Description of the task:
Write out, word for word, only the lines from the one containing "Read out every word on this page." through the final line of the data.

Raw data:

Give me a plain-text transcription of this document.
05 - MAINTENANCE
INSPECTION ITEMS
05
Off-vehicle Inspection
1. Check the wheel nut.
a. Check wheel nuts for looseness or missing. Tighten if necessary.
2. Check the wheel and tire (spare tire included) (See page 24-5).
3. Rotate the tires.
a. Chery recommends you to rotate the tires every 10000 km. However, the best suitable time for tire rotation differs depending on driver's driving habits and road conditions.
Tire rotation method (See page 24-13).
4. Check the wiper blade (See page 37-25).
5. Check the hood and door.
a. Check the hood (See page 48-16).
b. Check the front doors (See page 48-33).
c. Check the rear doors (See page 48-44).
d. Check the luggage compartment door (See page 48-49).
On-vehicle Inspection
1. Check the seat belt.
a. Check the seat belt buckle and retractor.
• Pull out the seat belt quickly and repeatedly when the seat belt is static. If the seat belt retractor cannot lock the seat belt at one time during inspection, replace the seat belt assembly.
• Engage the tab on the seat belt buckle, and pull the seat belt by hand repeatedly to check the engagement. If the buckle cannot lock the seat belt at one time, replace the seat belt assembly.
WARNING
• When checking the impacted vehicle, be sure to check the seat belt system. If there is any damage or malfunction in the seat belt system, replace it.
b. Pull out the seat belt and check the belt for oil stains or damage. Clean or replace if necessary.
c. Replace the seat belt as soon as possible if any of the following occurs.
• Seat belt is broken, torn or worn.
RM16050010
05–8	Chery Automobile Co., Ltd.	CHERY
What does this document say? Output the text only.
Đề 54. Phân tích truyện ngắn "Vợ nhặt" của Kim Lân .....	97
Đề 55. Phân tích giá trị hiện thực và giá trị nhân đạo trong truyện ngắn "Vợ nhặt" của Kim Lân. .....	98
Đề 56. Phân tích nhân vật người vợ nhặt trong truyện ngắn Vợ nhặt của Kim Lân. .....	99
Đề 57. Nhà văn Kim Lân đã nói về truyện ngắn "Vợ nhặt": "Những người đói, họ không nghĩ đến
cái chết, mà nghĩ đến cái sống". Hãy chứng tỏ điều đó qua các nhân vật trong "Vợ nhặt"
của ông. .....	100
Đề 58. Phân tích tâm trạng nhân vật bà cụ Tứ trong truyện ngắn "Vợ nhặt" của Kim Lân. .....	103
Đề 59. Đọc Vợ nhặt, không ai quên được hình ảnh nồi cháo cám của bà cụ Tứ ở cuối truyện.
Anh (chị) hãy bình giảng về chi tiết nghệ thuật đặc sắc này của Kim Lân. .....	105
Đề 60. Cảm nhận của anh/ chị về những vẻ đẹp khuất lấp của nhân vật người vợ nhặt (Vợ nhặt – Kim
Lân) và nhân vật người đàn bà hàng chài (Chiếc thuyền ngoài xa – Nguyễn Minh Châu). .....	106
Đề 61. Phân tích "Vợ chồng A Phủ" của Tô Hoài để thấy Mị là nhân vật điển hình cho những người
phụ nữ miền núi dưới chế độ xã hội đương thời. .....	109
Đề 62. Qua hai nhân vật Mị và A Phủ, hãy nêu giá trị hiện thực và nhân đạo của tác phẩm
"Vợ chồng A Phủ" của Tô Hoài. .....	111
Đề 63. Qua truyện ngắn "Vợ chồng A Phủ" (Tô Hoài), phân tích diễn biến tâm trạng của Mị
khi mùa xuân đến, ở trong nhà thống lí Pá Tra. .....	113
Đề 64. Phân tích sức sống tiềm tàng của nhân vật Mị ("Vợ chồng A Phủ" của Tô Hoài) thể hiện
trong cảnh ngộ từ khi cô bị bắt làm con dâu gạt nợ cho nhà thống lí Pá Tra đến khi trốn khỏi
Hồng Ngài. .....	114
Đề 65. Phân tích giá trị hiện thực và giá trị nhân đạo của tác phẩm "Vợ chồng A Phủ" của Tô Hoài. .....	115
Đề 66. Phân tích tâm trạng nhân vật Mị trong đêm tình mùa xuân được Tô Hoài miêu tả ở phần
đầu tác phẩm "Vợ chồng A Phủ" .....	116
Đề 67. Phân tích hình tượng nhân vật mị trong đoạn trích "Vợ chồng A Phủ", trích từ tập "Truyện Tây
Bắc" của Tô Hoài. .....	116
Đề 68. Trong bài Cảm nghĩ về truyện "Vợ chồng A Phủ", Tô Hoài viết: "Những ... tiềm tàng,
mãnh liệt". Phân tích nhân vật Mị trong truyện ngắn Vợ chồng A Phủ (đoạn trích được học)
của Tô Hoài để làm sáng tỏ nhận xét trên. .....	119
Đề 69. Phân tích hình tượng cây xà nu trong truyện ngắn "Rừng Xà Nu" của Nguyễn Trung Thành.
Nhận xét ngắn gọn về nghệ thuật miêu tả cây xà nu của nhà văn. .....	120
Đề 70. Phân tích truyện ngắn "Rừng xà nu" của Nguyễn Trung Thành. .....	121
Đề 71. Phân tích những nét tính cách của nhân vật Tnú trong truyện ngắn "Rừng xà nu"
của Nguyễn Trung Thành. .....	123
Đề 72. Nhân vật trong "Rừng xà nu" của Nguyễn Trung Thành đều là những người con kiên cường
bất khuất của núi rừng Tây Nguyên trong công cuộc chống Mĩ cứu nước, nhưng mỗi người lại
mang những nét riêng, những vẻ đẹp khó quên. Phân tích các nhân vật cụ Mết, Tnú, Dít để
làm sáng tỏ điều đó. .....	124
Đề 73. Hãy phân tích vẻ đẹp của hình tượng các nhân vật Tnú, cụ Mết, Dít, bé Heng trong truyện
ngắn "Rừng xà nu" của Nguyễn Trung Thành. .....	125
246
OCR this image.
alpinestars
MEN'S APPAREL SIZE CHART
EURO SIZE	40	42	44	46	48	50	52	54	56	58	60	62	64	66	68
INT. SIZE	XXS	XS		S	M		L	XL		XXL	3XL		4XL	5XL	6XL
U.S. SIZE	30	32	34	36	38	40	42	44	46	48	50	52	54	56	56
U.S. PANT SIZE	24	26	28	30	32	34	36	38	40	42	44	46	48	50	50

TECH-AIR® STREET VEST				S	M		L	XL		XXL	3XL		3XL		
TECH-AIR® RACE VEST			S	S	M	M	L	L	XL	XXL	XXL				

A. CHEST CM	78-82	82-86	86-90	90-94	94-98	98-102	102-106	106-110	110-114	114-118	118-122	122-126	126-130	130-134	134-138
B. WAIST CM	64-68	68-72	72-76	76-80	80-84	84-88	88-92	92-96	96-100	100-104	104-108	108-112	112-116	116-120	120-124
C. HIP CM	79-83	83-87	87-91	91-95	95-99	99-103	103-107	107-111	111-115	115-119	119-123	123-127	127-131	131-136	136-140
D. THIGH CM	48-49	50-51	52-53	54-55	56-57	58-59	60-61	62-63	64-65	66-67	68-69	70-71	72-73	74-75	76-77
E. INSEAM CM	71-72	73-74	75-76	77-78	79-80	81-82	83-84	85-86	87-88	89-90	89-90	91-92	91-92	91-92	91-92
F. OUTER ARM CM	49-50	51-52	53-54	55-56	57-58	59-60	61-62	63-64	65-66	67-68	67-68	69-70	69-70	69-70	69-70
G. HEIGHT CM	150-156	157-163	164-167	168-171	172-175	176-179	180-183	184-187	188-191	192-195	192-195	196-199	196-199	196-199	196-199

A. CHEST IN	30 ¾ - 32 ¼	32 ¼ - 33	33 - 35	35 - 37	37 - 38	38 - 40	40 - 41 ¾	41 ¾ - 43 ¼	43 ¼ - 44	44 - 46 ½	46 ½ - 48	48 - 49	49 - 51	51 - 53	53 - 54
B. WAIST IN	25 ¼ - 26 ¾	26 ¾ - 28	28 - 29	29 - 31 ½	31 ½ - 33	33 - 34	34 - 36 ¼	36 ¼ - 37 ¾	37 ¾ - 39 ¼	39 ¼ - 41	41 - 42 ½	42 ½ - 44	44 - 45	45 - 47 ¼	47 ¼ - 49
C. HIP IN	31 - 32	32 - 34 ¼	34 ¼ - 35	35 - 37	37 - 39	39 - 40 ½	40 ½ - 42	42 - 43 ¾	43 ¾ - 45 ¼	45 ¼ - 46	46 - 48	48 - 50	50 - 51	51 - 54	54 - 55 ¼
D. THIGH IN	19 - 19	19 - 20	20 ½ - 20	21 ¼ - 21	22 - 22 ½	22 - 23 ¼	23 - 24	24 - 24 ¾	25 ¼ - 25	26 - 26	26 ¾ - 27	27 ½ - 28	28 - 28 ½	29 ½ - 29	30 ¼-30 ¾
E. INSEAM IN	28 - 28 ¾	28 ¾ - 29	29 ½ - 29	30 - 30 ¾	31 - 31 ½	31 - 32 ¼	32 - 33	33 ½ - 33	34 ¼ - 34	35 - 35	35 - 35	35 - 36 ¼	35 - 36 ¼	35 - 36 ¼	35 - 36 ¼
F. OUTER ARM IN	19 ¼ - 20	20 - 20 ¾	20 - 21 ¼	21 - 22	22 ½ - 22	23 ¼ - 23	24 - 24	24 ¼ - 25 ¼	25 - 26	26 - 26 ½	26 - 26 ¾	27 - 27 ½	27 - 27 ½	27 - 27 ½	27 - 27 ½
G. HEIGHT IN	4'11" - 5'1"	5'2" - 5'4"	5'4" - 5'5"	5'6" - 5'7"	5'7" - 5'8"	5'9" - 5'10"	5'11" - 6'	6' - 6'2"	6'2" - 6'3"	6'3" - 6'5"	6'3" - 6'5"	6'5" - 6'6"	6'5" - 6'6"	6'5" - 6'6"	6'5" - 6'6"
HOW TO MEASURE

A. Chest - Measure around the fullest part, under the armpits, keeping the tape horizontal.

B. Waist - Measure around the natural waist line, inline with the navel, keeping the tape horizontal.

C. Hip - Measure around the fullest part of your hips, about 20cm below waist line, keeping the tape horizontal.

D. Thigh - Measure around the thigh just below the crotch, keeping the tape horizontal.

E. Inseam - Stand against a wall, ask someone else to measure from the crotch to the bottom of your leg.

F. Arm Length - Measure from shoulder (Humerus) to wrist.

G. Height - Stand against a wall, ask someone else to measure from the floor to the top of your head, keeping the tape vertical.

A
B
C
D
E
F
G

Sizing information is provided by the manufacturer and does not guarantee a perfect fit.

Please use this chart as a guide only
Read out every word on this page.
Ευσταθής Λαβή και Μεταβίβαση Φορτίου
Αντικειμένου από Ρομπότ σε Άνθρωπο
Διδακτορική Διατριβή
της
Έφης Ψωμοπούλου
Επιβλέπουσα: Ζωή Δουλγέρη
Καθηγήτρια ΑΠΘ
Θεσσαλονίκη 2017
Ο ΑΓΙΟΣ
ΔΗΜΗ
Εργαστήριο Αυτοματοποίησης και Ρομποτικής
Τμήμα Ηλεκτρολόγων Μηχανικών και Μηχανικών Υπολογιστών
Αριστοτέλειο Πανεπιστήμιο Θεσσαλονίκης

Output of the task:
Read out every word on this page.
Ευσταθής Λαβή και Μεταβίβαση Φορτίου
Αντικειμένου από Ρομπότ σε Άνθρωπο
Διδακτορική Διατριβή
της
Έφης Ψωμοπούλου
Επιβλέπουσα: Ζωή Δουλγέρη
Καθηγήτρια ΑΠΘ
Θεσσαλονίκη 2017
Ο ΑΓΙΟΣ
ΔΗΜΗ
Εργαστήριο Αυτοματοποίησης και Ρομποτικής
Τμήμα Ηλεκτρολόγων Μηχανικών και Μηχανικών Υπολογιστών
Αριστοτέλειο Πανεπιστήμιο Θεσσαλονίκης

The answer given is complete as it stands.